◆ Task details ◆
Where a line holds "block", copy it.

· · ·

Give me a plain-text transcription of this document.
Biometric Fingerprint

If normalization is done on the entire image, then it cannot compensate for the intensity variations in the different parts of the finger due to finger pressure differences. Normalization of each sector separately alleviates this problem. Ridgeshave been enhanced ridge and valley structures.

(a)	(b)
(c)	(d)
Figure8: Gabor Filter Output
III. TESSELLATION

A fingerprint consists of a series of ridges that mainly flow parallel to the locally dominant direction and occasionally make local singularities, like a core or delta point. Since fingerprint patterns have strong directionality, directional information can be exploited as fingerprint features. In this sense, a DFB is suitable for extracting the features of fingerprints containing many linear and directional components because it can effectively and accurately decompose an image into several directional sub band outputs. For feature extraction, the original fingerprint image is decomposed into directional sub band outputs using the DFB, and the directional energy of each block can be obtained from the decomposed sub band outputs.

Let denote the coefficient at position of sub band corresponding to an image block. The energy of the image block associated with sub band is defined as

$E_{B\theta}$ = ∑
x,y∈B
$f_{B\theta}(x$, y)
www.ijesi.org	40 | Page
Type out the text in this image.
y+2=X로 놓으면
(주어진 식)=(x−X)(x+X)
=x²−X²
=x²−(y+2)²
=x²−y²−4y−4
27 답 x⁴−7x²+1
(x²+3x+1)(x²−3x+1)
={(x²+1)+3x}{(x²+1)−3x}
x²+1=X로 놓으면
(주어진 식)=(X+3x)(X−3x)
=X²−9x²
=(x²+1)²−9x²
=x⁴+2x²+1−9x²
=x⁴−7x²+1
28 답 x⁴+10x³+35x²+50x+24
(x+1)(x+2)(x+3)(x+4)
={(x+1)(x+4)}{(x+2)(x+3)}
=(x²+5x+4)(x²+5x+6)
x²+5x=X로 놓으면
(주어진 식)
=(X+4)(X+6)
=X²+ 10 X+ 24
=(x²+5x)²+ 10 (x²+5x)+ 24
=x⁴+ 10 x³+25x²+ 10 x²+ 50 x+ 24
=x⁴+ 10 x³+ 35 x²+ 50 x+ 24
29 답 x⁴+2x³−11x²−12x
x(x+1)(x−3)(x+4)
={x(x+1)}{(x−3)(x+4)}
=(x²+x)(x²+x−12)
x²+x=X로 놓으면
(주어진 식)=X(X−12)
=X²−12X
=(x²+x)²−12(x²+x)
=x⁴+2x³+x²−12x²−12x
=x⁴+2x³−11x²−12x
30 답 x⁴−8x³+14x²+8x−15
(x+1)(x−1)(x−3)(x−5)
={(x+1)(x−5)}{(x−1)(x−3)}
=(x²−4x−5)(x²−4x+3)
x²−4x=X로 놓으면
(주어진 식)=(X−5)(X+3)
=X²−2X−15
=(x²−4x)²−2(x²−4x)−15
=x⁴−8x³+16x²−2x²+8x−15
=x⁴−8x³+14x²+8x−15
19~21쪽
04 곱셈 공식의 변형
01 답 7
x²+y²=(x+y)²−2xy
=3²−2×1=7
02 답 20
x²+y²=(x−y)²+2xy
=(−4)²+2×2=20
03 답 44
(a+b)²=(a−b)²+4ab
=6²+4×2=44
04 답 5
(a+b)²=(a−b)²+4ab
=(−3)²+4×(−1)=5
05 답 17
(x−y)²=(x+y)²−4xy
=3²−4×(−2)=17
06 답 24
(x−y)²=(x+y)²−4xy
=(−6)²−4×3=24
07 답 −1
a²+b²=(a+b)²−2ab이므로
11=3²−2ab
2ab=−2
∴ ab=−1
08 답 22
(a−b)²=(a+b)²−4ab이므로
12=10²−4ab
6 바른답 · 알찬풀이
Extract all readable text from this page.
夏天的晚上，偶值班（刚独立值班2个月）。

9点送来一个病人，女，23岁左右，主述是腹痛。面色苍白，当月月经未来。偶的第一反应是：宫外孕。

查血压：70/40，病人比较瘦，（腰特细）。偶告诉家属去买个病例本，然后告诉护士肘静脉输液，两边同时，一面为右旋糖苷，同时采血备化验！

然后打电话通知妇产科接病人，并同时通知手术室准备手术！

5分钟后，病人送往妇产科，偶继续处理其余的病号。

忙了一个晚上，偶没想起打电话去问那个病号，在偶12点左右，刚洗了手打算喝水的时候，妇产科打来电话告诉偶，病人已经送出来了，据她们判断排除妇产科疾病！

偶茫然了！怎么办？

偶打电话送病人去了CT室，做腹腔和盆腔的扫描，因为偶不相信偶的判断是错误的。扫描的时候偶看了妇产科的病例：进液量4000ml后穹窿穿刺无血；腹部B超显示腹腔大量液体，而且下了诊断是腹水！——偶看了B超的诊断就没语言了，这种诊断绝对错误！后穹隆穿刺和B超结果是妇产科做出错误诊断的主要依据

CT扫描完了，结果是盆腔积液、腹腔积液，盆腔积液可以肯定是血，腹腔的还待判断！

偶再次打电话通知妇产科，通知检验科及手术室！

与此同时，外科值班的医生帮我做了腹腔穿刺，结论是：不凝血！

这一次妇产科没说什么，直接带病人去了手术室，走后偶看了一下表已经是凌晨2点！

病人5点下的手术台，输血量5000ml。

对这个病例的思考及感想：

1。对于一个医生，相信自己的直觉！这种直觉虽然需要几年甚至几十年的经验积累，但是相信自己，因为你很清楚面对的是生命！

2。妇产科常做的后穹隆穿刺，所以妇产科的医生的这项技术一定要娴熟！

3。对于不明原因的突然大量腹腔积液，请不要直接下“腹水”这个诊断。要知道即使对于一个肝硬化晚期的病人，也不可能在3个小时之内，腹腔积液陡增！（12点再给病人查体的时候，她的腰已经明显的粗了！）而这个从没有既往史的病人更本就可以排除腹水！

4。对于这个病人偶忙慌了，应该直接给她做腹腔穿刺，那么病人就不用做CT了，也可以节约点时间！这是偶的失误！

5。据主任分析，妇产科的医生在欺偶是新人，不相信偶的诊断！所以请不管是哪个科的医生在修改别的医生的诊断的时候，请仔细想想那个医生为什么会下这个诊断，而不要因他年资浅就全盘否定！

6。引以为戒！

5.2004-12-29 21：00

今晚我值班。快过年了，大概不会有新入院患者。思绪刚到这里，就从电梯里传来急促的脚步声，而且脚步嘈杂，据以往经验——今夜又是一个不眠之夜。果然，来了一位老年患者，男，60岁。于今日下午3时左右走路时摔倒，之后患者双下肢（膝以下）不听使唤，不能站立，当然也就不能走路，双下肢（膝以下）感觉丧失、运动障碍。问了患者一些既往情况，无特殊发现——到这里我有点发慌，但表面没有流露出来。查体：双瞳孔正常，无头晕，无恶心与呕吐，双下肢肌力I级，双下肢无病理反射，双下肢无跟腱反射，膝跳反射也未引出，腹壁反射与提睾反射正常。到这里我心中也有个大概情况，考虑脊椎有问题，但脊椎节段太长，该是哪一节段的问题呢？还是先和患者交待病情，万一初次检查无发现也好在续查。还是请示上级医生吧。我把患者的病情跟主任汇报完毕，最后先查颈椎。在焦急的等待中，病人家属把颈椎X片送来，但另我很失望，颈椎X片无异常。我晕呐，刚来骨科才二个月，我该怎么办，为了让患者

· · ·

◆ Response ◆
A fingerprint consists of a series of ridges that mainly flow parallel to the locally dominant direction and occasionally make local singularities, like a core or delta point. Since fingerprint patterns have strong directionality, directional information can be exploited as fingerprint features. In this sense, a DFB is suitable for extracting the features of fingerprints containing many linear and directional components because it can effectively and accurately decompose an image into several directional sub band outputs. For feature extraction, the original fingerprint image is decomposed into directional sub band outputs using the DFB, and the directional energy of each block can be obtained from the decomposed sub band outputs.
Let denote the coefficient at position of sub band corresponding to an image block. The energy of the image block associated with sub band is defined as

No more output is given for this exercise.